### Your task
Scan the material and copy every line in which "this" appears.

═════ Listed records

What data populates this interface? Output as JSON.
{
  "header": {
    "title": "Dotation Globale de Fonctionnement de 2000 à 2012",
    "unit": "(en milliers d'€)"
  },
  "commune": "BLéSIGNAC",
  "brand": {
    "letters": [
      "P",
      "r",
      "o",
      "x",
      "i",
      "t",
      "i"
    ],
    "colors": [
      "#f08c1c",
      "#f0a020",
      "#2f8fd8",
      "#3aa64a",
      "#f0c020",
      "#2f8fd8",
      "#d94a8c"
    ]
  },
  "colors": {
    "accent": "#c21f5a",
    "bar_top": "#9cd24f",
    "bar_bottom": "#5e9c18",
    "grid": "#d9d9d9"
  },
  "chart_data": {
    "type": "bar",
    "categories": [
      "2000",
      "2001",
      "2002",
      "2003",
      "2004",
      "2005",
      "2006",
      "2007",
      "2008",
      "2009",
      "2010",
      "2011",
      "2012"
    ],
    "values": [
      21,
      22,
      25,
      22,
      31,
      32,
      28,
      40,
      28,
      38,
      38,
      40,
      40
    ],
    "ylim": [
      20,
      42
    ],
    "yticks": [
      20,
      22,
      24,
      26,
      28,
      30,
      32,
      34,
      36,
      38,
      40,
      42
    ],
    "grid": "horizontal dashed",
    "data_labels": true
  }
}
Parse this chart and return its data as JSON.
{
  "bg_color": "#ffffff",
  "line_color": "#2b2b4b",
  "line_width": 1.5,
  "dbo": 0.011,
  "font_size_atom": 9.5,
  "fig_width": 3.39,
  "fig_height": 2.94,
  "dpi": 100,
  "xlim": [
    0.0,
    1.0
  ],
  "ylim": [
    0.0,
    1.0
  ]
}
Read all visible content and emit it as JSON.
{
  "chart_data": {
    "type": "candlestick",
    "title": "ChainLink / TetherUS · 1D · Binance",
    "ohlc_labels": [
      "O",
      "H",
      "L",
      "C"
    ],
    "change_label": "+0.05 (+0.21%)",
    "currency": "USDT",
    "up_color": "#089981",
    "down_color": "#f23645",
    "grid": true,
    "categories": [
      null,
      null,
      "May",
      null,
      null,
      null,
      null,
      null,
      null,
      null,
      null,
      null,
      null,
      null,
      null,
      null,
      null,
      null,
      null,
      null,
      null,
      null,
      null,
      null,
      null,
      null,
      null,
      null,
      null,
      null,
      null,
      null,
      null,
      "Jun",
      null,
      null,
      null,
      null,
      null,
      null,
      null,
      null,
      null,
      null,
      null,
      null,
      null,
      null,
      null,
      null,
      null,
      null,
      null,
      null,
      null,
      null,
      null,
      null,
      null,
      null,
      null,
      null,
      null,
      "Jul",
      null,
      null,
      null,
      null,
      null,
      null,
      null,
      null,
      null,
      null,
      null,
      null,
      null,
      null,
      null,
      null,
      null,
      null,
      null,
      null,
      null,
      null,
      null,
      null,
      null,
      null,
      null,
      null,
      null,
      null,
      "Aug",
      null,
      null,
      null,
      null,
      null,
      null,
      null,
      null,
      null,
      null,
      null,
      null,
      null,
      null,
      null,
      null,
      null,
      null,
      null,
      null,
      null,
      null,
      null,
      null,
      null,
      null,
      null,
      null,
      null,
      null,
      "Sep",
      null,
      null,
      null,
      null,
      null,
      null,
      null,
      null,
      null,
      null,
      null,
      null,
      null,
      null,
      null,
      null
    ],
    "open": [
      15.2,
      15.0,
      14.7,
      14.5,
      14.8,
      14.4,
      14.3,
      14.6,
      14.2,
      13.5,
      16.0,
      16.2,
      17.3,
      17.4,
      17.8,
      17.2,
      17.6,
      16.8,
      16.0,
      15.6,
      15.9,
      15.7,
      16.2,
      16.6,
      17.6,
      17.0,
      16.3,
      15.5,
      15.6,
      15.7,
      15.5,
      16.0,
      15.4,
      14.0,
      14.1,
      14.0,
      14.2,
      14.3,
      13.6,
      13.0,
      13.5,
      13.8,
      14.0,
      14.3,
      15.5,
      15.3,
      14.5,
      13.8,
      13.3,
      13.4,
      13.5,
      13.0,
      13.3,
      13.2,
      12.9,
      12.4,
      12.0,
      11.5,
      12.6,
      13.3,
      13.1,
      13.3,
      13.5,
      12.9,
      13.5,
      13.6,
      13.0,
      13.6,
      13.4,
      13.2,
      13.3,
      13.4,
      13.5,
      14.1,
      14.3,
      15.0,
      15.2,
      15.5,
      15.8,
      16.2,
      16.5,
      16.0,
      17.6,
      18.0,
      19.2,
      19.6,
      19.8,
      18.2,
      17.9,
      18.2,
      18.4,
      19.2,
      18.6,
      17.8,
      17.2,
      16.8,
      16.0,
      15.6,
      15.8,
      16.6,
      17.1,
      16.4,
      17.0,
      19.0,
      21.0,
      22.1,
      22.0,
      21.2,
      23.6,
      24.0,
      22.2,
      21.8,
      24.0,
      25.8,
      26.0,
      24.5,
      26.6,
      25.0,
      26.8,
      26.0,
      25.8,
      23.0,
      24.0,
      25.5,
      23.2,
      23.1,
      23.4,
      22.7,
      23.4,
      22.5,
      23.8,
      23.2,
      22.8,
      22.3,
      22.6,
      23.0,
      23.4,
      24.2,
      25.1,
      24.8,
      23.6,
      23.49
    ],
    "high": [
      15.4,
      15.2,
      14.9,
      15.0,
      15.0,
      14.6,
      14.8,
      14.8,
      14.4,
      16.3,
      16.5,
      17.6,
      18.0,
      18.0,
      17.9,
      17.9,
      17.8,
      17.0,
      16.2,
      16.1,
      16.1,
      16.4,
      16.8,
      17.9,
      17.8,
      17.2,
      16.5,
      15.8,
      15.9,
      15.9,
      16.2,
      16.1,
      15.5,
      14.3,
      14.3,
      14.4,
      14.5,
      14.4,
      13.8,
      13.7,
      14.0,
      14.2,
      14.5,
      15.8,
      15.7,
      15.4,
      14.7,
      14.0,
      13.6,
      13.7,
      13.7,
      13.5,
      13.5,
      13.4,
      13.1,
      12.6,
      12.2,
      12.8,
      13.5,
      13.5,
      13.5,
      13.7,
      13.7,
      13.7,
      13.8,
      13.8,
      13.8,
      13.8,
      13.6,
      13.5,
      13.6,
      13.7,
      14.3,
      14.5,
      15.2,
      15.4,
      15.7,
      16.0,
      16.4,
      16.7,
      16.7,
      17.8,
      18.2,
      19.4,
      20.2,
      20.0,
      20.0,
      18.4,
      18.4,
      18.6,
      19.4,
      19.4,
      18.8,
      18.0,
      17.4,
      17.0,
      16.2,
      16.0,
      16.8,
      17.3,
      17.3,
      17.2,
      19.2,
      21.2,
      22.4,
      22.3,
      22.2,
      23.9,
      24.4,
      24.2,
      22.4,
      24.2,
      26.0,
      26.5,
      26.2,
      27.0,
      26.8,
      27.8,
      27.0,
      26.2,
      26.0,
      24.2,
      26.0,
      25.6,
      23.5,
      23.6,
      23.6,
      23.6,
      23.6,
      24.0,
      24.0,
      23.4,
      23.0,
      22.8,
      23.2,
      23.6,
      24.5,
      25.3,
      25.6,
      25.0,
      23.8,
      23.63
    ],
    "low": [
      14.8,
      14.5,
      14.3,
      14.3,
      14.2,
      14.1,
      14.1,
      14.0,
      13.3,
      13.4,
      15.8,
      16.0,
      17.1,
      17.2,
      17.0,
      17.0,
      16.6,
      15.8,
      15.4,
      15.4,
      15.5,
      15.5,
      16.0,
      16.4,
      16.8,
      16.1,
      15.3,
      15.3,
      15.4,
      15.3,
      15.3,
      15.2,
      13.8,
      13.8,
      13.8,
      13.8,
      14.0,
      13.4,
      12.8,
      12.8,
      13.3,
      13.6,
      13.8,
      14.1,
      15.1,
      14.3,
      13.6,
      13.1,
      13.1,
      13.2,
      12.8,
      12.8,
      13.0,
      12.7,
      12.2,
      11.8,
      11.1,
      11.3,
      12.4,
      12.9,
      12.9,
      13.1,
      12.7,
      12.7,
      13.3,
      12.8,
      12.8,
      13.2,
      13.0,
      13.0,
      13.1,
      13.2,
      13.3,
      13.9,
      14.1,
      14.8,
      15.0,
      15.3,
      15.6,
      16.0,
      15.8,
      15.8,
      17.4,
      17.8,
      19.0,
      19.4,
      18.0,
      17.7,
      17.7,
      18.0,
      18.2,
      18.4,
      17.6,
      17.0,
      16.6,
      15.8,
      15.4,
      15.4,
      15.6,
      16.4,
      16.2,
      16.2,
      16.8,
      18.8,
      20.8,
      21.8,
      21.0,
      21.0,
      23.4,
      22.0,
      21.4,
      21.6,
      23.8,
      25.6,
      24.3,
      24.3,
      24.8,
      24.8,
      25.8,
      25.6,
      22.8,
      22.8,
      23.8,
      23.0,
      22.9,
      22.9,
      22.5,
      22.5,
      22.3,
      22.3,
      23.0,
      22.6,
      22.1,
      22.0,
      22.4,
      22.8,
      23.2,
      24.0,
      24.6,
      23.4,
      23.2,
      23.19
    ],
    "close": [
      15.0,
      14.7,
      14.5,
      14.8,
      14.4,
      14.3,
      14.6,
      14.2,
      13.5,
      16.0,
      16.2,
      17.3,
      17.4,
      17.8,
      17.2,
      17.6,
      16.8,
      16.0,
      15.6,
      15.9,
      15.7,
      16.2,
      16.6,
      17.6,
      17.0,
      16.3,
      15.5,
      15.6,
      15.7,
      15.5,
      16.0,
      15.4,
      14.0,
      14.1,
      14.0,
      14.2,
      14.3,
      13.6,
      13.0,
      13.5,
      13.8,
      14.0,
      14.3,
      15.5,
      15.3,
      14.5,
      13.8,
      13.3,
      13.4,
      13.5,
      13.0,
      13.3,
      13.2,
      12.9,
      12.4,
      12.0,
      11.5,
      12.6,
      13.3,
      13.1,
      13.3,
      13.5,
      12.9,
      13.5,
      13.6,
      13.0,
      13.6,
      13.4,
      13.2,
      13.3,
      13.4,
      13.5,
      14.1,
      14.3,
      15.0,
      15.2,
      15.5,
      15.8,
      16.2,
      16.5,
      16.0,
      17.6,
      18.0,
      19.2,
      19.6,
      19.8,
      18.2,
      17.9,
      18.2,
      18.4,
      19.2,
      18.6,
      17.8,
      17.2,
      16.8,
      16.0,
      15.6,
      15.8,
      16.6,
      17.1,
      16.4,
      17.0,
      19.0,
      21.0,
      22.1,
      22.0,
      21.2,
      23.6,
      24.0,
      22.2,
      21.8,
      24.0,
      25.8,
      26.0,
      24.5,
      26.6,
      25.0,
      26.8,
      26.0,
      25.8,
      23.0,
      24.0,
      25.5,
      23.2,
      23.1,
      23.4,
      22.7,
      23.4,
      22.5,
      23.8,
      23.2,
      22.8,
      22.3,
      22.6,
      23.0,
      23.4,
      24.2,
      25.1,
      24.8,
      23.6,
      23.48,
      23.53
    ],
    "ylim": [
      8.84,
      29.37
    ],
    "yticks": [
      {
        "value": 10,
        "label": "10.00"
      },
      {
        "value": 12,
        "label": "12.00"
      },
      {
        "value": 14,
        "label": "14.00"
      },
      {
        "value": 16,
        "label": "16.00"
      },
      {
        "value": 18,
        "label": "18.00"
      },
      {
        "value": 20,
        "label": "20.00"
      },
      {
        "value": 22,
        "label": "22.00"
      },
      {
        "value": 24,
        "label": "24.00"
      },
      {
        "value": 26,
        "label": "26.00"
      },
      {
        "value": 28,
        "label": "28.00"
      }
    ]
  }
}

══════════

### The completed task
What data populates this interface? Output as JSON.
Parse this chart and return its data as JSON.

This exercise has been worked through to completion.